==== Provided data
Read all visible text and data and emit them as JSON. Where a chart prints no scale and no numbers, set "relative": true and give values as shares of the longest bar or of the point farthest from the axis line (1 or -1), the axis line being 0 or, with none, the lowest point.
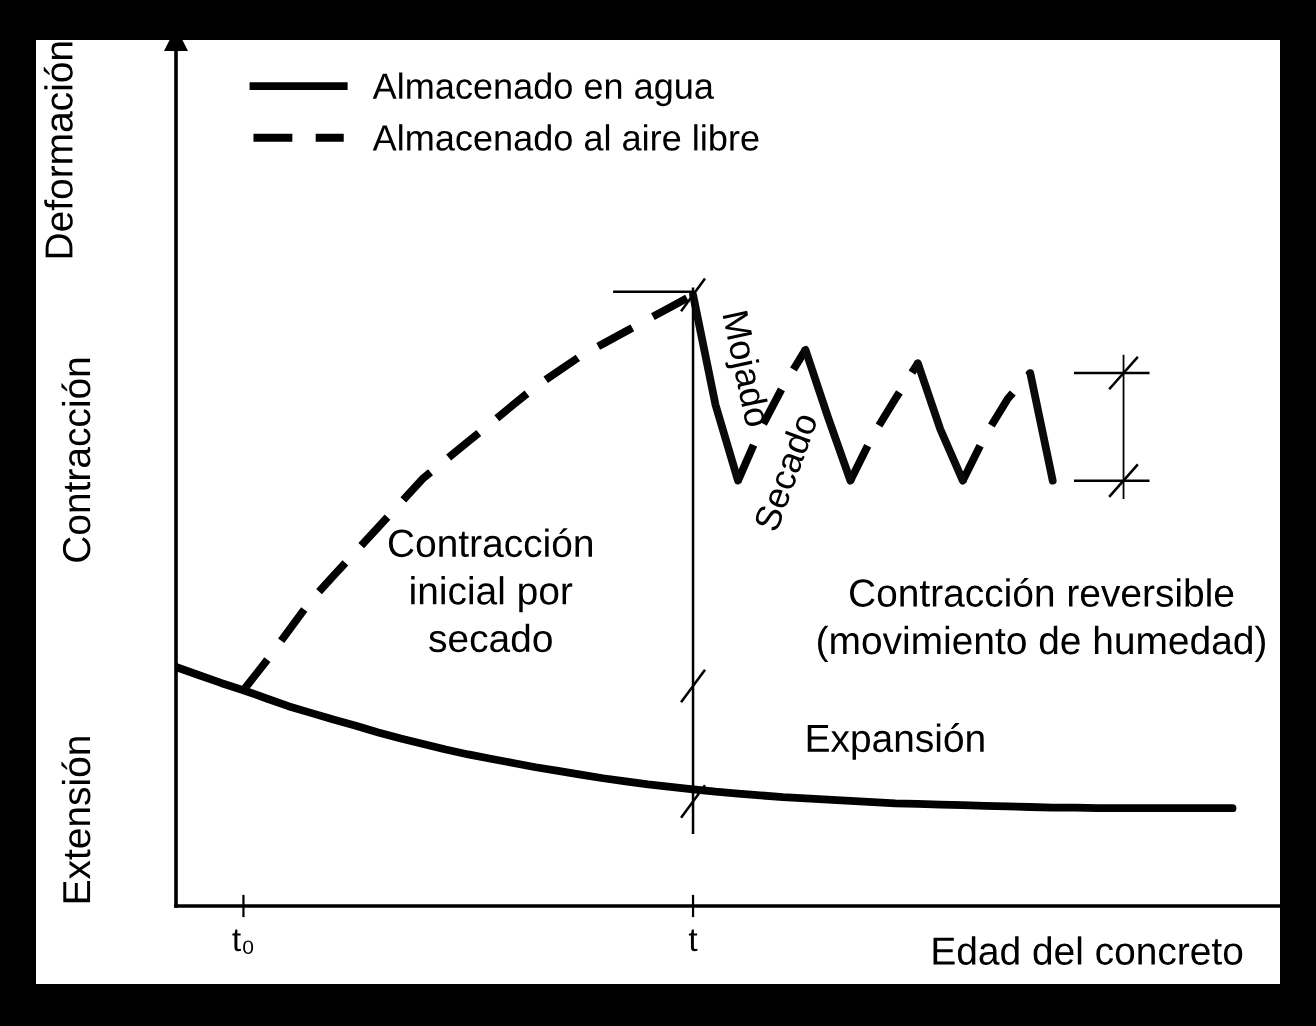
{
  "chart_data": {
    "type": "line",
    "relative": true,
    "xlabel": "Edad del concreto",
    "ylabel": "Deformación",
    "categories": [
      null,
      null,
      null,
      "t₀",
      null,
      null,
      null,
      null,
      null,
      null,
      null,
      null,
      null,
      null,
      null,
      null,
      null,
      null,
      null,
      null,
      null,
      null,
      null,
      "t",
      null,
      null,
      null,
      null,
      null,
      null,
      null,
      null,
      null,
      null,
      null,
      null,
      null,
      null,
      null,
      null,
      null,
      null,
      null,
      null,
      null,
      null,
      null,
      null,
      null,
      null,
      null
    ],
    "legend": "top left",
    "series": [
      {
        "name": "Almacenado en agua",
        "color": "#000000",
        "line_style": "solid",
        "values": [
          0.391,
          0.378,
          0.365,
          0.353,
          0.34,
          0.327,
          0.316,
          0.305,
          0.295,
          0.284,
          0.274,
          0.265,
          0.256,
          0.248,
          0.241,
          0.234,
          0.227,
          0.221,
          0.215,
          0.209,
          0.204,
          0.199,
          0.195,
          0.191,
          0.187,
          0.184,
          0.181,
          0.178,
          0.176,
          0.174,
          0.172,
          0.17,
          0.168,
          0.167,
          0.166,
          0.165,
          0.164,
          0.163,
          0.162,
          0.161,
          0.161,
          0.16,
          0.16,
          0.16,
          0.16,
          0.16,
          0.16,
          0.16,
          null,
          null,
          null
        ]
      },
      {
        "name": "Almacenado al aire libre",
        "color": "#000000",
        "line_style": "dashed",
        "values": [
          null,
          null,
          null,
          0.353,
          0.4,
          0.45,
          0.5,
          0.54,
          0.58,
          0.62,
          0.66,
          0.7,
          0.73,
          0.76,
          0.79,
          0.82,
          0.85,
          0.875,
          0.9,
          0.92,
          0.94,
          0.96,
          0.98,
          1.0,
          null,
          0.696,
          0.78,
          0.85,
          0.91,
          null,
          0.696,
          0.77,
          0.83,
          0.888,
          null,
          0.696,
          0.77,
          0.83,
          0.872,
          null,
          null,
          null,
          null,
          null,
          null,
          null,
          null,
          null,
          null,
          null,
          null
        ]
      },
      {
        "color": "#0a0a0a",
        "line_style": "solid",
        "values": [
          null,
          null,
          null,
          null,
          null,
          null,
          null,
          null,
          null,
          null,
          null,
          null,
          null,
          null,
          null,
          null,
          null,
          null,
          null,
          null,
          null,
          null,
          null,
          1.0,
          0.82,
          0.696,
          null,
          null,
          0.91,
          0.8,
          0.696,
          null,
          null,
          0.888,
          0.78,
          0.696,
          null,
          null,
          0.872,
          0.696,
          null,
          null,
          null,
          null,
          null,
          null,
          null,
          null,
          null,
          null,
          null
        ]
      }
    ],
    "annotations": [
      "Contracción",
      "Extensión",
      "Mojado",
      "Secado",
      "Contracción\ninicial por\nsecado",
      "Expansión",
      "Contracción reversible\n(movimiento de humedad)"
    ]
  }
}
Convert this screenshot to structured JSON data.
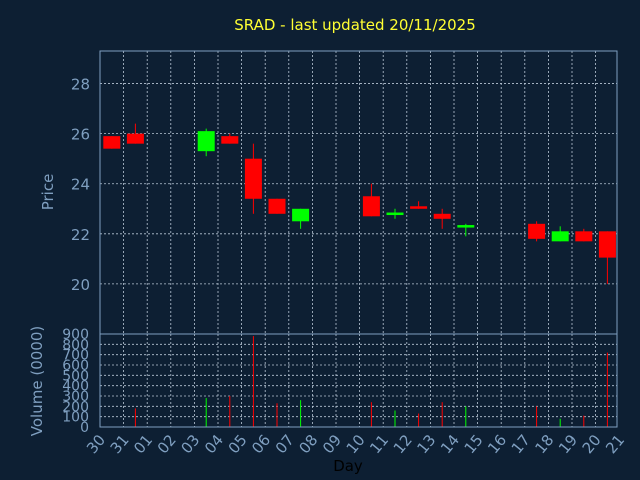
{
  "title": "SRAD - last updated 20/11/2025",
  "colors": {
    "background": "#0d1f33",
    "title": "#ffff33",
    "axis_text": "#7f9fc0",
    "up": "#00ff00",
    "down": "#ff0000",
    "grid": "#b9c7d6"
  },
  "chart_data": [
    {
      "type": "candlestick",
      "ylabel": "Price",
      "ylim": [
        18.0,
        29.3
      ],
      "yticks": [
        20,
        22,
        24,
        26,
        28
      ],
      "grid": true,
      "x_ticks": [
        "30",
        "31",
        "01",
        "02",
        "03",
        "04",
        "05",
        "06",
        "07",
        "08",
        "09",
        "10",
        "11",
        "12",
        "13",
        "14",
        "15",
        "16",
        "17",
        "18",
        "19",
        "20",
        "21"
      ],
      "candles": [
        {
          "x": "30",
          "open": 25.9,
          "high": 25.9,
          "low": 25.4,
          "close": 25.4
        },
        {
          "x": "31",
          "open": 26.0,
          "high": 26.4,
          "low": 25.6,
          "close": 25.6
        },
        {
          "x": "03",
          "open": 25.3,
          "high": 26.2,
          "low": 25.1,
          "close": 26.1
        },
        {
          "x": "04",
          "open": 25.9,
          "high": 26.0,
          "low": 25.6,
          "close": 25.6
        },
        {
          "x": "05",
          "open": 25.0,
          "high": 25.6,
          "low": 22.8,
          "close": 23.4
        },
        {
          "x": "06",
          "open": 23.4,
          "high": 23.4,
          "low": 22.8,
          "close": 22.8
        },
        {
          "x": "07",
          "open": 22.5,
          "high": 23.0,
          "low": 22.2,
          "close": 23.0
        },
        {
          "x": "10",
          "open": 23.5,
          "high": 24.0,
          "low": 22.7,
          "close": 22.7
        },
        {
          "x": "11",
          "open": 22.75,
          "high": 23.0,
          "low": 22.6,
          "close": 22.85
        },
        {
          "x": "12",
          "open": 23.1,
          "high": 23.3,
          "low": 23.0,
          "close": 23.0
        },
        {
          "x": "13",
          "open": 22.8,
          "high": 23.0,
          "low": 22.2,
          "close": 22.6
        },
        {
          "x": "14",
          "open": 22.25,
          "high": 22.4,
          "low": 21.9,
          "close": 22.35
        },
        {
          "x": "17",
          "open": 22.4,
          "high": 22.5,
          "low": 21.7,
          "close": 21.8
        },
        {
          "x": "18",
          "open": 21.7,
          "high": 22.3,
          "low": 21.7,
          "close": 22.1
        },
        {
          "x": "19",
          "open": 22.1,
          "high": 22.2,
          "low": 21.7,
          "close": 21.7
        },
        {
          "x": "20",
          "open": 22.1,
          "high": 22.1,
          "low": 20.0,
          "close": 21.05
        }
      ]
    },
    {
      "type": "bar",
      "ylabel": "Volume (0000)",
      "xlabel": "Day",
      "ylim": [
        0,
        900
      ],
      "yticks": [
        0,
        100,
        200,
        300,
        400,
        500,
        600,
        700,
        800,
        900
      ],
      "grid": true,
      "bars": [
        {
          "x": "31",
          "value": 180,
          "color": "down"
        },
        {
          "x": "03",
          "value": 280,
          "color": "up"
        },
        {
          "x": "04",
          "value": 300,
          "color": "down"
        },
        {
          "x": "05",
          "value": 880,
          "color": "down"
        },
        {
          "x": "06",
          "value": 230,
          "color": "down"
        },
        {
          "x": "07",
          "value": 260,
          "color": "up"
        },
        {
          "x": "10",
          "value": 240,
          "color": "down"
        },
        {
          "x": "11",
          "value": 160,
          "color": "up"
        },
        {
          "x": "12",
          "value": 130,
          "color": "down"
        },
        {
          "x": "13",
          "value": 240,
          "color": "down"
        },
        {
          "x": "14",
          "value": 200,
          "color": "up"
        },
        {
          "x": "17",
          "value": 200,
          "color": "down"
        },
        {
          "x": "18",
          "value": 80,
          "color": "up"
        },
        {
          "x": "19",
          "value": 110,
          "color": "down"
        },
        {
          "x": "20",
          "value": 720,
          "color": "down"
        }
      ]
    }
  ]
}
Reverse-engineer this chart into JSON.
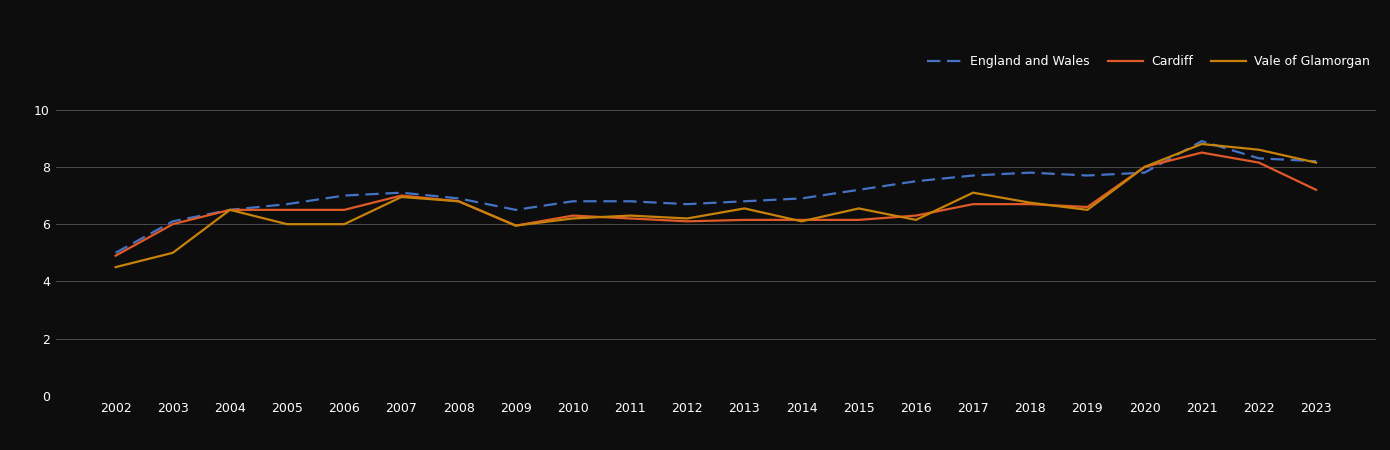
{
  "years": [
    2002,
    2003,
    2004,
    2005,
    2006,
    2007,
    2008,
    2009,
    2010,
    2011,
    2012,
    2013,
    2014,
    2015,
    2016,
    2017,
    2018,
    2019,
    2020,
    2021,
    2022,
    2023
  ],
  "england_wales": [
    5.0,
    6.1,
    6.5,
    6.7,
    7.0,
    7.1,
    6.9,
    6.5,
    6.8,
    6.8,
    6.7,
    6.8,
    6.9,
    7.2,
    7.5,
    7.7,
    7.8,
    7.7,
    7.8,
    8.9,
    8.3,
    8.2
  ],
  "cardiff": [
    4.9,
    6.0,
    6.5,
    6.5,
    6.5,
    7.0,
    6.8,
    5.95,
    6.3,
    6.2,
    6.1,
    6.15,
    6.15,
    6.15,
    6.3,
    6.7,
    6.7,
    6.6,
    8.0,
    8.5,
    8.15,
    7.2
  ],
  "vale_of_glamorgan": [
    4.5,
    5.0,
    6.5,
    6.0,
    6.0,
    6.95,
    6.8,
    5.95,
    6.2,
    6.3,
    6.2,
    6.55,
    6.1,
    6.55,
    6.15,
    7.1,
    6.75,
    6.5,
    8.0,
    8.8,
    8.6,
    8.15
  ],
  "england_wales_color": "#4472C4",
  "cardiff_color": "#E05A28",
  "vale_color": "#C8820A",
  "background_color": "#0d0d0d",
  "grid_color": "#555555",
  "text_color": "#ffffff",
  "ylim": [
    0,
    11
  ],
  "yticks": [
    0,
    2,
    4,
    6,
    8,
    10
  ],
  "legend_labels": [
    "England and Wales",
    "Cardiff",
    "Vale of Glamorgan"
  ]
}
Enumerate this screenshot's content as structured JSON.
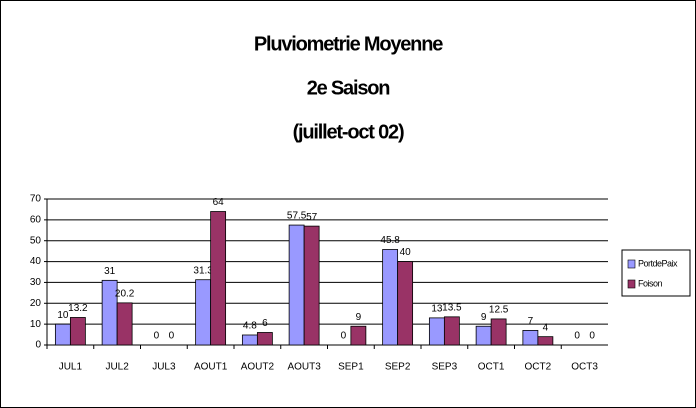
{
  "chart_data": {
    "type": "bar",
    "title_lines": [
      "Pluviometrie Moyenne",
      "2e Saison",
      "(juillet-oct 02)"
    ],
    "categories": [
      "JUL1",
      "JUL2",
      "JUL3",
      "AOUT1",
      "AOUT2",
      "AOUT3",
      "SEP1",
      "SEP2",
      "SEP3",
      "OCT1",
      "OCT2",
      "OCT3"
    ],
    "series": [
      {
        "name": "PortdePaix",
        "color": "#9999ff",
        "values": [
          10,
          31,
          0,
          31.3,
          4.8,
          57.5,
          0,
          45.8,
          13,
          9,
          7,
          0
        ]
      },
      {
        "name": "Foison",
        "color": "#993366",
        "values": [
          13.2,
          20.2,
          0,
          64,
          6,
          57,
          9,
          40,
          13.5,
          12.5,
          4,
          0
        ]
      }
    ],
    "ylim": [
      0,
      70
    ],
    "yticks": [
      0,
      10,
      20,
      30,
      40,
      50,
      60,
      70
    ],
    "grid": true,
    "legend": "right"
  }
}
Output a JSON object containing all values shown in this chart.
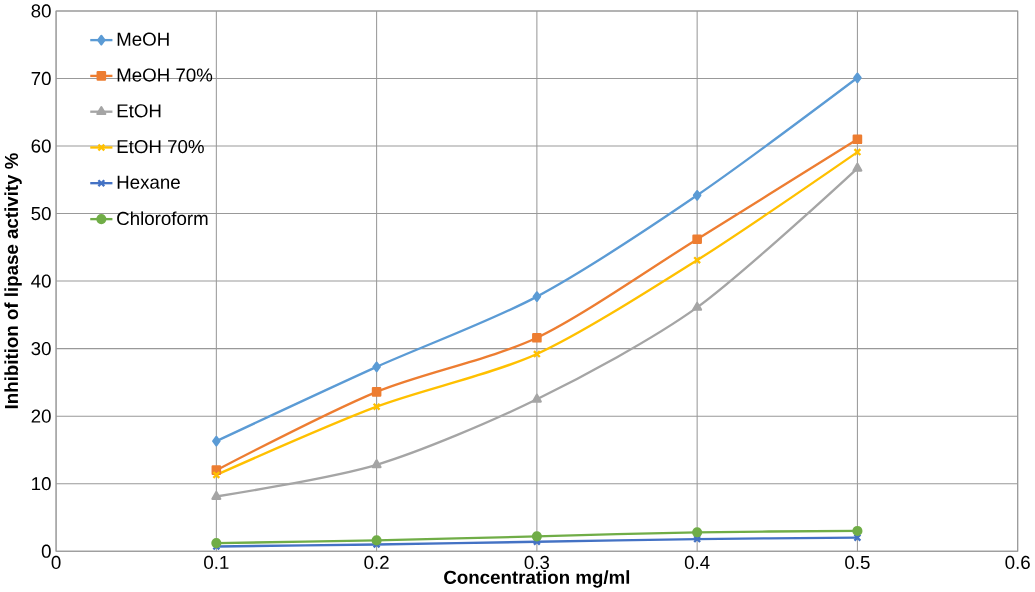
{
  "chart_data": {
    "type": "line",
    "xlabel": "Concentration mg/ml",
    "ylabel": "Inhibition of lipase activity %",
    "x": [
      0.1,
      0.2,
      0.3,
      0.4,
      0.5
    ],
    "series": [
      {
        "name": "MeOH",
        "color": "#5b9bd5",
        "marker": "diamond",
        "values": [
          16.3,
          27.3,
          37.7,
          52.7,
          70.1
        ]
      },
      {
        "name": "MeOH 70%",
        "color": "#ed7d31",
        "marker": "square",
        "values": [
          12.0,
          23.6,
          31.6,
          46.2,
          61.0
        ]
      },
      {
        "name": "EtOH",
        "color": "#a5a5a5",
        "marker": "triangle",
        "values": [
          8.1,
          12.8,
          22.5,
          36.1,
          56.7
        ]
      },
      {
        "name": "EtOH 70%",
        "color": "#ffc000",
        "marker": "cross",
        "values": [
          11.3,
          21.4,
          29.2,
          43.1,
          59.1
        ]
      },
      {
        "name": "Hexane",
        "color": "#4472c4",
        "marker": "cross",
        "values": [
          0.7,
          1.0,
          1.4,
          1.8,
          2.0
        ]
      },
      {
        "name": "Chloroform",
        "color": "#70ad47",
        "marker": "circle",
        "values": [
          1.2,
          1.6,
          2.2,
          2.8,
          3.0
        ]
      }
    ],
    "xlim": [
      0,
      0.6
    ],
    "xticks": [
      0,
      0.1,
      0.2,
      0.3,
      0.4,
      0.5,
      0.6
    ],
    "ylim": [
      0,
      80
    ],
    "yticks": [
      0,
      10,
      20,
      30,
      40,
      50,
      60,
      70,
      80
    ],
    "grid": true,
    "legend": "top left",
    "line_style": "solid"
  }
}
========
### Exercise description:
Nothing but the lines from the one holding "Output a JSON" through the last line of the entries should be written out, exactly and inclusively, minus the pictures.

### Reply to the exercise:
Output a JSON object containing all values shown in this chart.
{
  "chart_data": {
    "type": "line",
    "xlabel": "Concentration mg/ml",
    "ylabel": "Inhibition of lipase activity %",
    "x": [
      0.1,
      0.2,
      0.3,
      0.4,
      0.5
    ],
    "series": [
      {
        "name": "MeOH",
        "color": "#5b9bd5",
        "marker": "diamond",
        "values": [
          16.3,
          27.3,
          37.7,
          52.7,
          70.1
        ]
      },
      {
        "name": "MeOH 70%",
        "color": "#ed7d31",
        "marker": "square",
        "values": [
          12.0,
          23.6,
          31.6,
          46.2,
          61.0
        ]
      },
      {
        "name": "EtOH",
        "color": "#a5a5a5",
        "marker": "triangle",
        "values": [
          8.1,
          12.8,
          22.5,
          36.1,
          56.7
        ]
      },
      {
        "name": "EtOH 70%",
        "color": "#ffc000",
        "marker": "cross",
        "values": [
          11.3,
          21.4,
          29.2,
          43.1,
          59.1
        ]
      },
      {
        "name": "Hexane",
        "color": "#4472c4",
        "marker": "cross",
        "values": [
          0.7,
          1.0,
          1.4,
          1.8,
          2.0
        ]
      },
      {
        "name": "Chloroform",
        "color": "#70ad47",
        "marker": "circle",
        "values": [
          1.2,
          1.6,
          2.2,
          2.8,
          3.0
        ]
      }
    ],
    "xlim": [
      0,
      0.6
    ],
    "xticks": [
      0,
      0.1,
      0.2,
      0.3,
      0.4,
      0.5,
      0.6
    ],
    "ylim": [
      0,
      80
    ],
    "yticks": [
      0,
      10,
      20,
      30,
      40,
      50,
      60,
      70,
      80
    ],
    "grid": true,
    "legend": "top left",
    "line_style": "solid"
  }
}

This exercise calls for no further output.